[start of Records for processing]

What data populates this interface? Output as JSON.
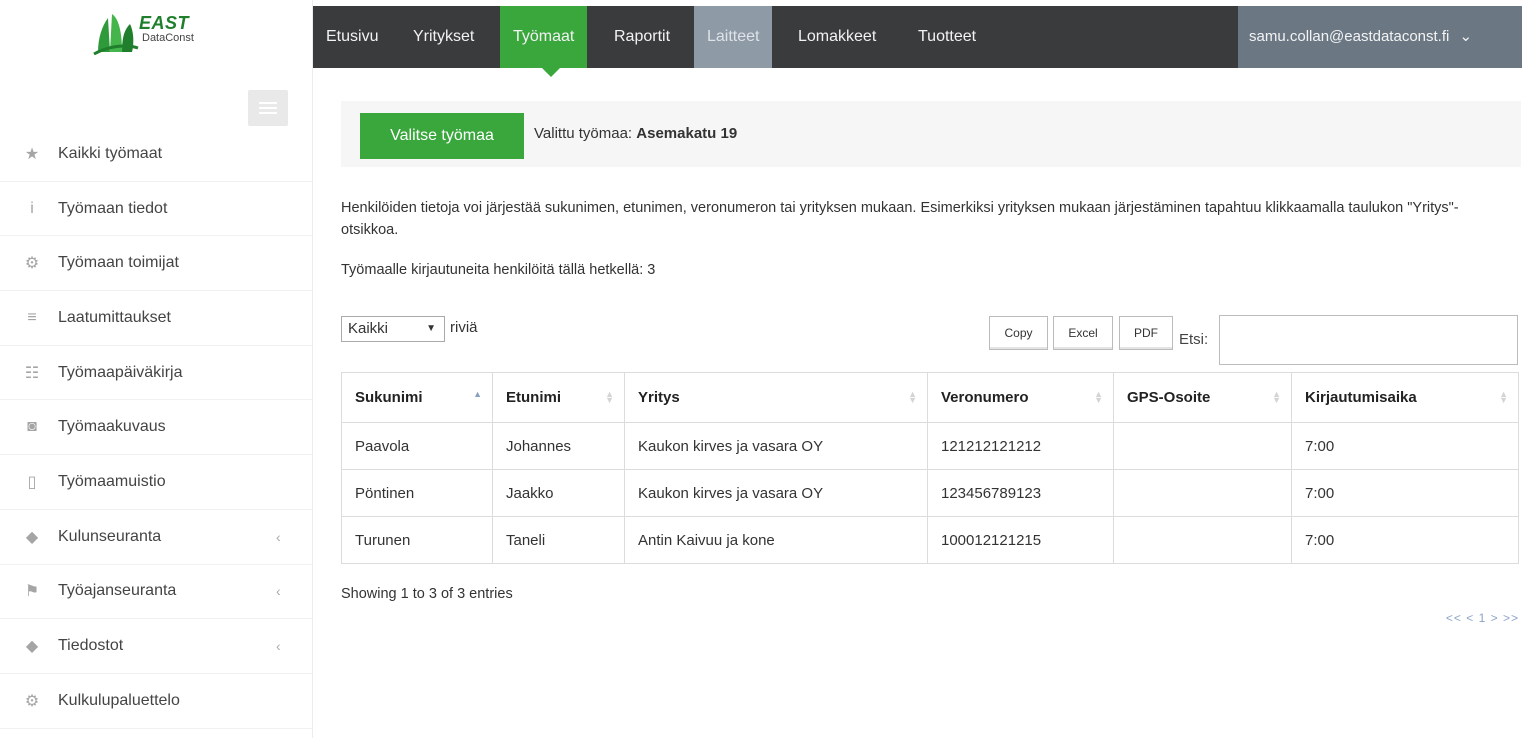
{
  "logo": {
    "title": "EAST",
    "subtitle": "DataConst"
  },
  "sidebar": {
    "items": [
      {
        "label": "Kaikki työmaat",
        "icon": "star-icon",
        "glyph": "★"
      },
      {
        "label": "Työmaan tiedot",
        "icon": "info-icon",
        "glyph": "i"
      },
      {
        "label": "Työmaan toimijat",
        "icon": "gears-icon",
        "glyph": "⚙"
      },
      {
        "label": "Laatumittaukset",
        "icon": "lines-icon",
        "glyph": "≡"
      },
      {
        "label": "Työmaapäiväkirja",
        "icon": "list-icon",
        "glyph": "☷"
      },
      {
        "label": "Työmaakuvaus",
        "icon": "camera-icon",
        "glyph": "◙"
      },
      {
        "label": "Työmaamuistio",
        "icon": "file-icon",
        "glyph": "▯"
      },
      {
        "label": "Kulunseuranta",
        "icon": "tags-icon",
        "glyph": "◆",
        "chevron": "‹"
      },
      {
        "label": "Työajanseuranta",
        "icon": "flag-icon",
        "glyph": "⚑",
        "chevron": "‹"
      },
      {
        "label": "Tiedostot",
        "icon": "tags-icon",
        "glyph": "◆",
        "chevron": "‹"
      },
      {
        "label": "Kulkulupaluettelo",
        "icon": "gears-icon",
        "glyph": "⚙"
      }
    ]
  },
  "topnav": {
    "items": [
      {
        "label": "Etusivu"
      },
      {
        "label": "Yritykset"
      },
      {
        "label": "Työmaat"
      },
      {
        "label": "Raportit"
      },
      {
        "label": "Laitteet"
      },
      {
        "label": "Lomakkeet"
      },
      {
        "label": "Tuotteet"
      }
    ],
    "user": "samu.collan@eastdataconst.fi",
    "user_chevron": "⌄"
  },
  "site": {
    "button_label": "Valitse työmaa",
    "selected_prefix": "Valittu työmaa:",
    "selected_name": "Asemakatu 19"
  },
  "info_text": "Henkilöiden tietoja voi järjestää sukunimen, etunimen, veronumeron tai yrityksen mukaan. Esimerkiksi yrityksen mukaan järjestäminen tapahtuu klikkaamalla taulukon \"Yritys\"-otsikkoa.",
  "logged_in_text": "Työmaalle kirjautuneita henkilöitä tällä hetkellä: 3",
  "controls": {
    "rows_value": "Kaikki",
    "rows_arrow": "▼",
    "rows_label": "riviä",
    "copy": "Copy",
    "excel": "Excel",
    "pdf": "PDF",
    "search_label": "Etsi:"
  },
  "table": {
    "sort_up": "▲",
    "sort_down": "▼",
    "headers": [
      "Sukunimi",
      "Etunimi",
      "Yritys",
      "Veronumero",
      "GPS-Osoite",
      "Kirjautumisaika"
    ],
    "rows": [
      [
        "Paavola",
        "Johannes",
        "Kaukon kirves ja vasara OY",
        "121212121212",
        "",
        "7:00"
      ],
      [
        "Pöntinen",
        "Jaakko",
        "Kaukon kirves ja vasara OY",
        "123456789123",
        "",
        "7:00"
      ],
      [
        "Turunen",
        "Taneli",
        "Antin Kaivuu ja kone",
        "100012121215",
        "",
        "7:00"
      ]
    ]
  },
  "showing": "Showing 1 to 3 of 3 entries",
  "pager": {
    "first": "<<",
    "prev": "<",
    "page": "1",
    "next": ">",
    "last": ">>"
  },
  "colors": {
    "accent_green": "#3aa73d",
    "topbar_dark": "#3a3b3c",
    "user_menu": "#6b7884",
    "dimmed_tab": "#8e9aa6"
  }
}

[end of Records for processing]

▶ [Requirements] Skip the pictures and print each record exactly as it stands.

▶ [Solution to the exercise]
What data populates this interface? Output as JSON.
{
  "logo": {
    "title": "EAST",
    "subtitle": "DataConst"
  },
  "sidebar": {
    "items": [
      {
        "label": "Kaikki työmaat",
        "icon": "star-icon",
        "glyph": "★"
      },
      {
        "label": "Työmaan tiedot",
        "icon": "info-icon",
        "glyph": "i"
      },
      {
        "label": "Työmaan toimijat",
        "icon": "gears-icon",
        "glyph": "⚙"
      },
      {
        "label": "Laatumittaukset",
        "icon": "lines-icon",
        "glyph": "≡"
      },
      {
        "label": "Työmaapäiväkirja",
        "icon": "list-icon",
        "glyph": "☷"
      },
      {
        "label": "Työmaakuvaus",
        "icon": "camera-icon",
        "glyph": "◙"
      },
      {
        "label": "Työmaamuistio",
        "icon": "file-icon",
        "glyph": "▯"
      },
      {
        "label": "Kulunseuranta",
        "icon": "tags-icon",
        "glyph": "◆",
        "chevron": "‹"
      },
      {
        "label": "Työajanseuranta",
        "icon": "flag-icon",
        "glyph": "⚑",
        "chevron": "‹"
      },
      {
        "label": "Tiedostot",
        "icon": "tags-icon",
        "glyph": "◆",
        "chevron": "‹"
      },
      {
        "label": "Kulkulupaluettelo",
        "icon": "gears-icon",
        "glyph": "⚙"
      }
    ]
  },
  "topnav": {
    "items": [
      {
        "label": "Etusivu"
      },
      {
        "label": "Yritykset"
      },
      {
        "label": "Työmaat"
      },
      {
        "label": "Raportit"
      },
      {
        "label": "Laitteet"
      },
      {
        "label": "Lomakkeet"
      },
      {
        "label": "Tuotteet"
      }
    ],
    "user": "samu.collan@eastdataconst.fi",
    "user_chevron": "⌄"
  },
  "site": {
    "button_label": "Valitse työmaa",
    "selected_prefix": "Valittu työmaa:",
    "selected_name": "Asemakatu 19"
  },
  "info_text": "Henkilöiden tietoja voi järjestää sukunimen, etunimen, veronumeron tai yrityksen mukaan. Esimerkiksi yrityksen mukaan järjestäminen tapahtuu klikkaamalla taulukon \"Yritys\"-otsikkoa.",
  "logged_in_text": "Työmaalle kirjautuneita henkilöitä tällä hetkellä: 3",
  "controls": {
    "rows_value": "Kaikki",
    "rows_arrow": "▼",
    "rows_label": "riviä",
    "copy": "Copy",
    "excel": "Excel",
    "pdf": "PDF",
    "search_label": "Etsi:"
  },
  "table": {
    "sort_up": "▲",
    "sort_down": "▼",
    "headers": [
      "Sukunimi",
      "Etunimi",
      "Yritys",
      "Veronumero",
      "GPS-Osoite",
      "Kirjautumisaika"
    ],
    "rows": [
      [
        "Paavola",
        "Johannes",
        "Kaukon kirves ja vasara OY",
        "121212121212",
        "",
        "7:00"
      ],
      [
        "Pöntinen",
        "Jaakko",
        "Kaukon kirves ja vasara OY",
        "123456789123",
        "",
        "7:00"
      ],
      [
        "Turunen",
        "Taneli",
        "Antin Kaivuu ja kone",
        "100012121215",
        "",
        "7:00"
      ]
    ]
  },
  "showing": "Showing 1 to 3 of 3 entries",
  "pager": {
    "first": "<<",
    "prev": "<",
    "page": "1",
    "next": ">",
    "last": ">>"
  },
  "colors": {
    "accent_green": "#3aa73d",
    "topbar_dark": "#3a3b3c",
    "user_menu": "#6b7884",
    "dimmed_tab": "#8e9aa6"
  }
}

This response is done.